<<<<
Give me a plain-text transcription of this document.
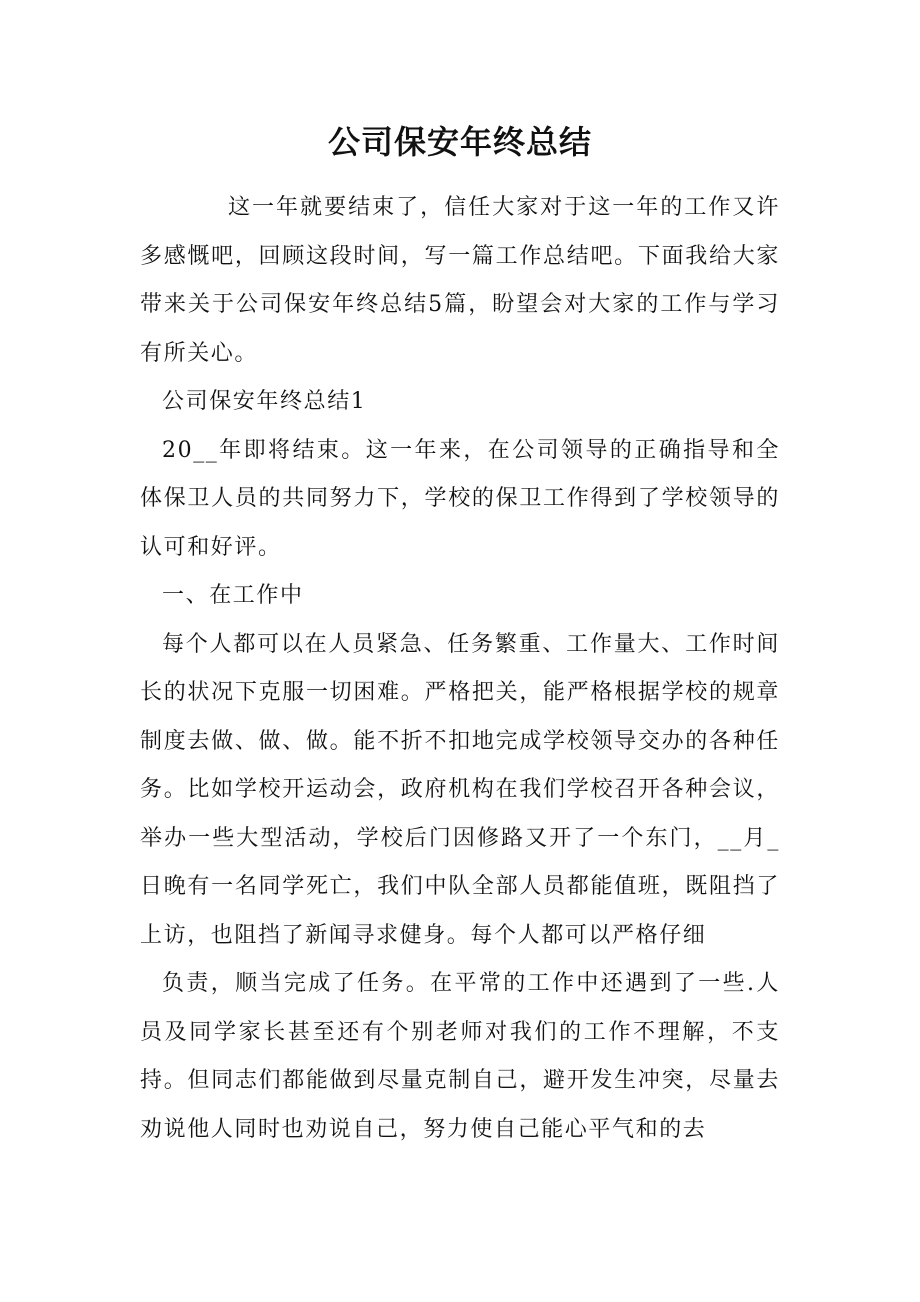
公司保安年终总结

这一年就要结束了，信任大家对于这一年的工作又许多感慨吧，回顾这段时间，写一篇工作总结吧。下面我给大家带来关于公司保安年终总结5篇，盼望会对大家的工作与学习有所关心。

公司保安年终总结1

20__年即将结束。这一年来，在公司领导的正确指导和全体保卫人员的共同努力下，学校的保卫工作得到了学校领导的认可和好评。

一、在工作中

每个人都可以在人员紧急、任务繁重、工作量大、工作时间长的状况下克服一切困难。严格把关，能严格根据学校的规章制度去做、做、做。能不折不扣地完成学校领导交办的各种任务。比如学校开运动会，政府机构在我们学校召开各种会议，举办一些大型活动，学校后门因修路又开了一个东门，__月_日晚有一名同学死亡，我们中队全部人员都能值班，既阻挡了上访，也阻挡了新闻寻求健身。每个人都可以严格仔细

负责，顺当完成了任务。在平常的工作中还遇到了一些.人员及同学家长甚至还有个别老师对我们的工作不理解，不支持。但同志们都能做到尽量克制自己，避开发生冲突，尽量去劝说他人同时也劝说自己，努力使自己能心平气和的去
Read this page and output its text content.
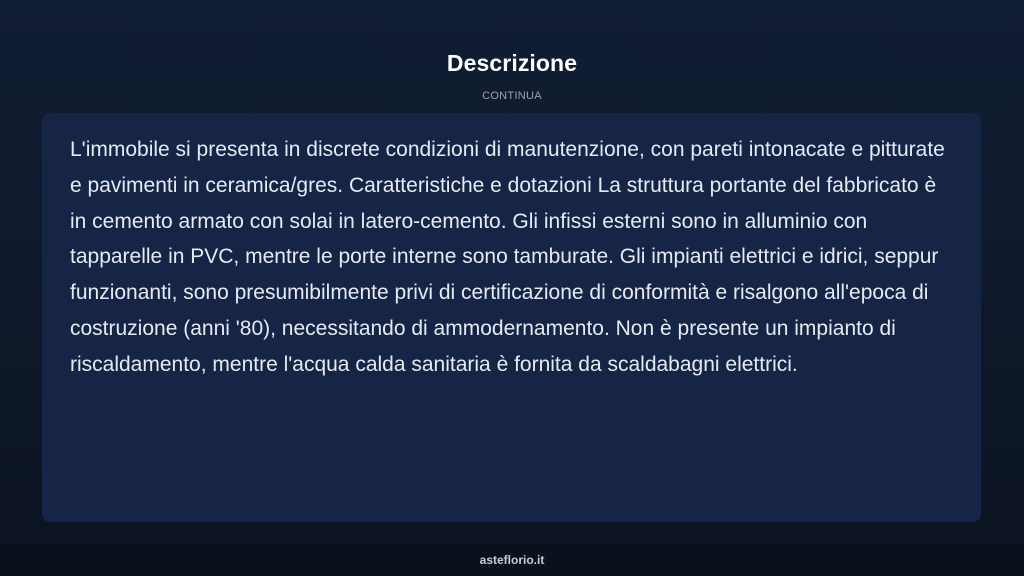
Descrizione
CONTINUA

L'immobile si presenta in discrete condizioni di manutenzione, con pareti intonacate e pitturate e pavimenti in ceramica/gres. Caratteristiche e dotazioni La struttura portante del fabbricato è in cemento armato con solai in latero-cemento. Gli infissi esterni sono in alluminio con tapparelle in PVC, mentre le porte interne sono tamburate. Gli impianti elettrici e idrici, seppur funzionanti, sono presumibilmente privi di certificazione di conformità e risalgono all'epoca di costruzione (anni '80), necessitando di ammodernamento. Non è presente un impianto di riscaldamento, mentre l'acqua calda sanitaria è fornita da scaldabagni elettrici.

asteflorio.it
>>>>
● **Task to carry out**
Print out the material word for word, omitting the pictures.

● **Complete response**
Give me a plain-text transcription of this document.
公司保安年终总结

这一年就要结束了，信任大家对于这一年的工作又许多感慨吧，回顾这段时间，写一篇工作总结吧。下面我给大家带来关于公司保安年终总结5篇，盼望会对大家的工作与学习有所关心。

公司保安年终总结1

20__年即将结束。这一年来，在公司领导的正确指导和全体保卫人员的共同努力下，学校的保卫工作得到了学校领导的认可和好评。

一、在工作中

每个人都可以在人员紧急、任务繁重、工作量大、工作时间长的状况下克服一切困难。严格把关，能严格根据学校的规章制度去做、做、做。能不折不扣地完成学校领导交办的各种任务。比如学校开运动会，政府机构在我们学校召开各种会议，举办一些大型活动，学校后门因修路又开了一个东门，__月_日晚有一名同学死亡，我们中队全部人员都能值班，既阻挡了上访，也阻挡了新闻寻求健身。每个人都可以严格仔细

负责，顺当完成了任务。在平常的工作中还遇到了一些.人员及同学家长甚至还有个别老师对我们的工作不理解，不支持。但同志们都能做到尽量克制自己，避开发生冲突，尽量去劝说他人同时也劝说自己，努力使自己能心平气和的去
Read this page and output its text content.
Descrizione
CONTINUA

L'immobile si presenta in discrete condizioni di manutenzione, con pareti intonacate e pitturate e pavimenti in ceramica/gres. Caratteristiche e dotazioni La struttura portante del fabbricato è in cemento armato con solai in latero-cemento. Gli infissi esterni sono in alluminio con tapparelle in PVC, mentre le porte interne sono tamburate. Gli impianti elettrici e idrici, seppur funzionanti, sono presumibilmente privi di certificazione di conformità e risalgono all'epoca di costruzione (anni '80), necessitando di ammodernamento. Non è presente un impianto di riscaldamento, mentre l'acqua calda sanitaria è fornita da scaldabagni elettrici.

asteflorio.it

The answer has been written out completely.